___ MATERIALS PROVIDED

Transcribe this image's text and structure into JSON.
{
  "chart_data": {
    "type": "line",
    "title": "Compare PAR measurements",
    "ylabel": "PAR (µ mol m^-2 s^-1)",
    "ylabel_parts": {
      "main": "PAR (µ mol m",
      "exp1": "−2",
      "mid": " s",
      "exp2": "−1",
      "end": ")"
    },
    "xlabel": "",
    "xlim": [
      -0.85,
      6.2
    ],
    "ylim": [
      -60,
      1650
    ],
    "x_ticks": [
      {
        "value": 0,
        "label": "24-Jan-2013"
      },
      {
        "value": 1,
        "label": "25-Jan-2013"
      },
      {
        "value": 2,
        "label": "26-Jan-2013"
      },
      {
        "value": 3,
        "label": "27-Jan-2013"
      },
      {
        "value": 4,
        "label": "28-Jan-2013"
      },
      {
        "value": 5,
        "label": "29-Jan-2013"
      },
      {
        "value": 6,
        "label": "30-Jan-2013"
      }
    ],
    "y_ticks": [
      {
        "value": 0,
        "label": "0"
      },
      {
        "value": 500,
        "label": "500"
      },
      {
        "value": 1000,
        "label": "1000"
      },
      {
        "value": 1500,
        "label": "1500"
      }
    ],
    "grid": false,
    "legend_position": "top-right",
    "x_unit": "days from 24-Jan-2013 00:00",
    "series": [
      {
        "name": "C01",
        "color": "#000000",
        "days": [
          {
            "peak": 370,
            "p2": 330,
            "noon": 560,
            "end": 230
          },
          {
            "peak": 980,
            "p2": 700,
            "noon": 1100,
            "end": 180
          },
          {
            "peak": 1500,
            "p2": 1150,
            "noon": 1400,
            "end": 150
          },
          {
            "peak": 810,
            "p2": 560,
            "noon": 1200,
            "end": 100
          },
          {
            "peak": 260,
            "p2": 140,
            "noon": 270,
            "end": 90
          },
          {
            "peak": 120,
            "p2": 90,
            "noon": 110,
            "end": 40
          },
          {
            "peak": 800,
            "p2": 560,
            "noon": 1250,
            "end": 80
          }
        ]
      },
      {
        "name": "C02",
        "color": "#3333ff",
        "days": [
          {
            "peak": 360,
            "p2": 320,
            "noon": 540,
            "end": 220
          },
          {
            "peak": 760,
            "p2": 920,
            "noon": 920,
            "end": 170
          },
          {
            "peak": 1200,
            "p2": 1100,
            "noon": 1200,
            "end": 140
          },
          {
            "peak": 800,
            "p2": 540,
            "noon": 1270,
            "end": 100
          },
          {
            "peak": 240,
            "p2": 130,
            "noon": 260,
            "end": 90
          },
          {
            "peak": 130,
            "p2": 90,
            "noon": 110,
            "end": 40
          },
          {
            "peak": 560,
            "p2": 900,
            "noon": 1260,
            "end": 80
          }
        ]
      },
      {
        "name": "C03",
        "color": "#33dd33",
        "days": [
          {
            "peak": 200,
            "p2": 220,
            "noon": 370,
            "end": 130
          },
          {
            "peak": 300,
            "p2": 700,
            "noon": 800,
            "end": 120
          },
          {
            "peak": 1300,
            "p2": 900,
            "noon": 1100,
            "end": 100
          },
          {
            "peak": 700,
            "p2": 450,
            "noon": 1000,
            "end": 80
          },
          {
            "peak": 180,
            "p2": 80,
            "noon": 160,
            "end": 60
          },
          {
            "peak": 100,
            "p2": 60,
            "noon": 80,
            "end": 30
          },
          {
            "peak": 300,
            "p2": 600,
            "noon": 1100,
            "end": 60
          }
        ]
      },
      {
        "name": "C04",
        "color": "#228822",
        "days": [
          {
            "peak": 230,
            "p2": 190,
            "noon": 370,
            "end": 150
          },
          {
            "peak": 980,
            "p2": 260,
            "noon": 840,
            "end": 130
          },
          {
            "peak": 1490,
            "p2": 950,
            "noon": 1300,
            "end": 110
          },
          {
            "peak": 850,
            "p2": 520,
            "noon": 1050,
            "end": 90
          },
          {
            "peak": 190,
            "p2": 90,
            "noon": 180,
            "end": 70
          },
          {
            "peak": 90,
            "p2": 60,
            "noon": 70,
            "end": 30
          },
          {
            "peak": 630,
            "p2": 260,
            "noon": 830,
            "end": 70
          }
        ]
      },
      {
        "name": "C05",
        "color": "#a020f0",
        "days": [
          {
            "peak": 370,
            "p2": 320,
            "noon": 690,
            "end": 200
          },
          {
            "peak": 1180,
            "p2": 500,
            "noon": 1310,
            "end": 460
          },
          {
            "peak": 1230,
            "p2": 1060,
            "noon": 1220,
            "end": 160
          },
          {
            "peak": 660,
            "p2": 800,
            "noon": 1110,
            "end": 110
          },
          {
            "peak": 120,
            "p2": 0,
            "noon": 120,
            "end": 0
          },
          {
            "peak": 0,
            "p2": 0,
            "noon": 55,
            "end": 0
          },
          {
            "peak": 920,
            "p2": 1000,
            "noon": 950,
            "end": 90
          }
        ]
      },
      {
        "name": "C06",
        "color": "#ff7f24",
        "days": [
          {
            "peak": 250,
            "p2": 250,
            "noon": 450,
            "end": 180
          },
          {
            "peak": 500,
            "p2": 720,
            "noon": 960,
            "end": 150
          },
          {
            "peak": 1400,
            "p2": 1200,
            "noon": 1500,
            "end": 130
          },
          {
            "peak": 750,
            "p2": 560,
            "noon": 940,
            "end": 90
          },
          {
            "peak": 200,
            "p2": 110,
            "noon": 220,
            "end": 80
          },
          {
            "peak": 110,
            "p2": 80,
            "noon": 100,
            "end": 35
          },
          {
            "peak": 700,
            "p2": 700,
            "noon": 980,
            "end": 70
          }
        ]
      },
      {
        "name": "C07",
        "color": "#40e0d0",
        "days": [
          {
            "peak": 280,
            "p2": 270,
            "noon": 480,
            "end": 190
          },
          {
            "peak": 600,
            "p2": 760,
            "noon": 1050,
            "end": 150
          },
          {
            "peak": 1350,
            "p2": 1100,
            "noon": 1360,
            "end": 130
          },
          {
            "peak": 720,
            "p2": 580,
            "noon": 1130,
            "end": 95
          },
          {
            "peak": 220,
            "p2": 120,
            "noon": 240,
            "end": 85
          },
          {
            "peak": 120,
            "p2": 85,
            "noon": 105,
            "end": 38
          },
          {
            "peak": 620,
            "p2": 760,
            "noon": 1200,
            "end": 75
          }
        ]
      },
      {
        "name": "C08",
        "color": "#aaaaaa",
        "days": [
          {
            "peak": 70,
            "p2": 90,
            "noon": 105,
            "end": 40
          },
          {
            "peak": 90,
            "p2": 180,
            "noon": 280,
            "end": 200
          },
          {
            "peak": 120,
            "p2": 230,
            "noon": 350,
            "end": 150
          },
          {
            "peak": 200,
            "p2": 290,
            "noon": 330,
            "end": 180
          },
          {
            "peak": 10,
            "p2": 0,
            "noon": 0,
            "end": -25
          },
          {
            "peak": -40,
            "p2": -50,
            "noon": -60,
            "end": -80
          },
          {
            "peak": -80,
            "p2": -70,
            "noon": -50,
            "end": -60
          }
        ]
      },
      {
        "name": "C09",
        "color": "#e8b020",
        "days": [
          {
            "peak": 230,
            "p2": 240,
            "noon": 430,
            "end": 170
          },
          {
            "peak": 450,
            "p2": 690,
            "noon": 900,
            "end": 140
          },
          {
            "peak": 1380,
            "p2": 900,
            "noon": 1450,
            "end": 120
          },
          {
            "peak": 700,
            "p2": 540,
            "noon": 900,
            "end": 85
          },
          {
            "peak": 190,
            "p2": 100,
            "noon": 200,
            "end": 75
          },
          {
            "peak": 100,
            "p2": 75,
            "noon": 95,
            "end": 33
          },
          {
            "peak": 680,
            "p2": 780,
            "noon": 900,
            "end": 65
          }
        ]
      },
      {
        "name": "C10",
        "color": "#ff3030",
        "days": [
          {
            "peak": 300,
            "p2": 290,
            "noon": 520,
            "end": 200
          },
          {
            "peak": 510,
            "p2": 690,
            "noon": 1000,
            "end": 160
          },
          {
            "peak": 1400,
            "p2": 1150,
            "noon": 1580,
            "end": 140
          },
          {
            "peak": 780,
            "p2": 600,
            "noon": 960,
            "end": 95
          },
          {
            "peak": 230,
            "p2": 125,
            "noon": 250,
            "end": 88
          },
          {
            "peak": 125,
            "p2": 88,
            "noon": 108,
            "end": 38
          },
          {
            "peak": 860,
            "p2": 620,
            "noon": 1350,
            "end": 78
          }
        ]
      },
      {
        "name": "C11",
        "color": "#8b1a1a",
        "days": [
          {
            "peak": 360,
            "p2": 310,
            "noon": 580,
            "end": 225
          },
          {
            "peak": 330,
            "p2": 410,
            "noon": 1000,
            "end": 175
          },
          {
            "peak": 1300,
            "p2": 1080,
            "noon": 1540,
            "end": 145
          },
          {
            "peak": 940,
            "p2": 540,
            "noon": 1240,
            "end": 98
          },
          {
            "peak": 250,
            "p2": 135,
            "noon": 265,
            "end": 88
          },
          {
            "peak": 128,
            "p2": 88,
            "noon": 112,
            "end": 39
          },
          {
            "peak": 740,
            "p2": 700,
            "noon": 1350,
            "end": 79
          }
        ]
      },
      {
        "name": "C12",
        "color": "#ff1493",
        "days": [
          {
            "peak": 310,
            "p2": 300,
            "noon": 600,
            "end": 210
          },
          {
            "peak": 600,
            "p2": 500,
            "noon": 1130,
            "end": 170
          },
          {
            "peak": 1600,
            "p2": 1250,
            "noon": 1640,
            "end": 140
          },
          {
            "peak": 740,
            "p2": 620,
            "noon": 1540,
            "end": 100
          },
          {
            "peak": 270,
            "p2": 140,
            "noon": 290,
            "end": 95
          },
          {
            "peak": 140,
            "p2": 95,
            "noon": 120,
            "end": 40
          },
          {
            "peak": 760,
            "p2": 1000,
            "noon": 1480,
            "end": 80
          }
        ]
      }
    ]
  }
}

______

◆ INSTRUCTION:
Gather up every line from the listing above in which the word "value" occurs.

◆ ANSWER FOR THE TASK:
        "value": 0,
        "value": 1,
        "value": 2,
        "value": 3,
        "value": 4,
        "value": 5,
        "value": 6,
        "value": 0,
        "value": 500,
        "value": 1000,
        "value": 1500,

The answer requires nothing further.